Your task is to locate every line holding the string "label" and to copy each of them.

A block of data:
+===+
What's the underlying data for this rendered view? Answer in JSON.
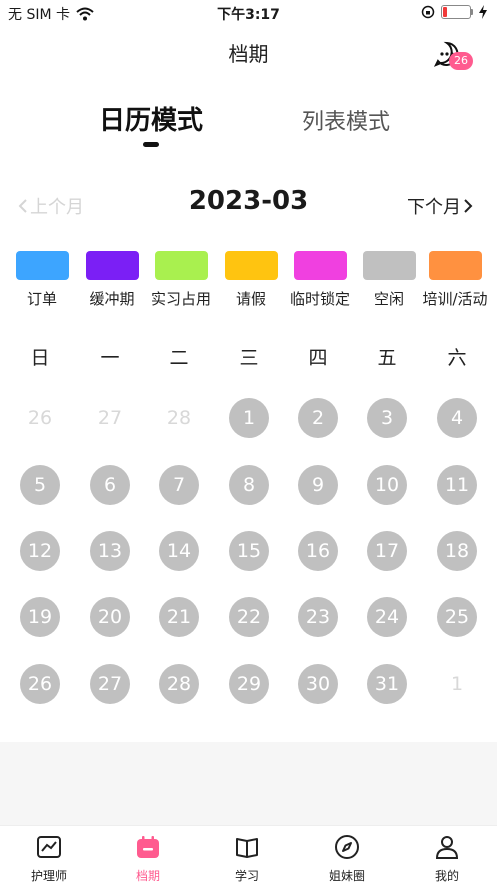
{
  "status_bar": {
    "carrier": "无 SIM 卡",
    "time": "下午3:17"
  },
  "header": {
    "title": "档期",
    "message_badge": "26"
  },
  "tabs": {
    "calendar": "日历模式",
    "list": "列表模式",
    "active": "calendar"
  },
  "month_nav": {
    "prev": "上个月",
    "current": "2023-03",
    "next": "下个月"
  },
  "legend": [
    {
      "label": "订单",
      "color": "#3da5ff"
    },
    {
      "label": "缓冲期",
      "color": "#7b1ff5"
    },
    {
      "label": "实习占用",
      "color": "#a9f04f"
    },
    {
      "label": "请假",
      "color": "#ffc410"
    },
    {
      "label": "临时锁定",
      "color": "#f040e0"
    },
    {
      "label": "空闲",
      "color": "#c0c0c0"
    },
    {
      "label": "培训/活动",
      "color": "#ff9140"
    }
  ],
  "weekdays": [
    "日",
    "一",
    "二",
    "三",
    "四",
    "五",
    "六"
  ],
  "calendar": {
    "rows": [
      [
        {
          "d": "26",
          "in": false
        },
        {
          "d": "27",
          "in": false
        },
        {
          "d": "28",
          "in": false
        },
        {
          "d": "1",
          "in": true
        },
        {
          "d": "2",
          "in": true
        },
        {
          "d": "3",
          "in": true
        },
        {
          "d": "4",
          "in": true
        }
      ],
      [
        {
          "d": "5",
          "in": true
        },
        {
          "d": "6",
          "in": true
        },
        {
          "d": "7",
          "in": true
        },
        {
          "d": "8",
          "in": true
        },
        {
          "d": "9",
          "in": true
        },
        {
          "d": "10",
          "in": true
        },
        {
          "d": "11",
          "in": true
        }
      ],
      [
        {
          "d": "12",
          "in": true
        },
        {
          "d": "13",
          "in": true
        },
        {
          "d": "14",
          "in": true
        },
        {
          "d": "15",
          "in": true
        },
        {
          "d": "16",
          "in": true
        },
        {
          "d": "17",
          "in": true
        },
        {
          "d": "18",
          "in": true
        }
      ],
      [
        {
          "d": "19",
          "in": true
        },
        {
          "d": "20",
          "in": true
        },
        {
          "d": "21",
          "in": true
        },
        {
          "d": "22",
          "in": true
        },
        {
          "d": "23",
          "in": true
        },
        {
          "d": "24",
          "in": true
        },
        {
          "d": "25",
          "in": true
        }
      ],
      [
        {
          "d": "26",
          "in": true
        },
        {
          "d": "27",
          "in": true
        },
        {
          "d": "28",
          "in": true
        },
        {
          "d": "29",
          "in": true
        },
        {
          "d": "30",
          "in": true
        },
        {
          "d": "31",
          "in": true
        },
        {
          "d": "1",
          "in": false
        }
      ]
    ]
  },
  "tabbar": [
    {
      "label": "护理师",
      "icon": "trend-chart-icon"
    },
    {
      "label": "档期",
      "icon": "calendar-icon",
      "active": true
    },
    {
      "label": "学习",
      "icon": "book-icon"
    },
    {
      "label": "姐妹圈",
      "icon": "compass-icon"
    },
    {
      "label": "我的",
      "icon": "user-icon"
    }
  ],
  "colors": {
    "accent": "#ff5b8f",
    "free_day": "#c0c0c0"
  }
}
+===+
▶ Result of the task:
      "label": "订单",
      "label": "缓冲期",
      "label": "实习占用",
      "label": "请假",
      "label": "临时锁定",
      "label": "空闲",
      "label": "培训/活动",
      "label": "护理师",
      "label": "档期",
      "label": "学习",
      "label": "姐妹圈",
      "label": "我的",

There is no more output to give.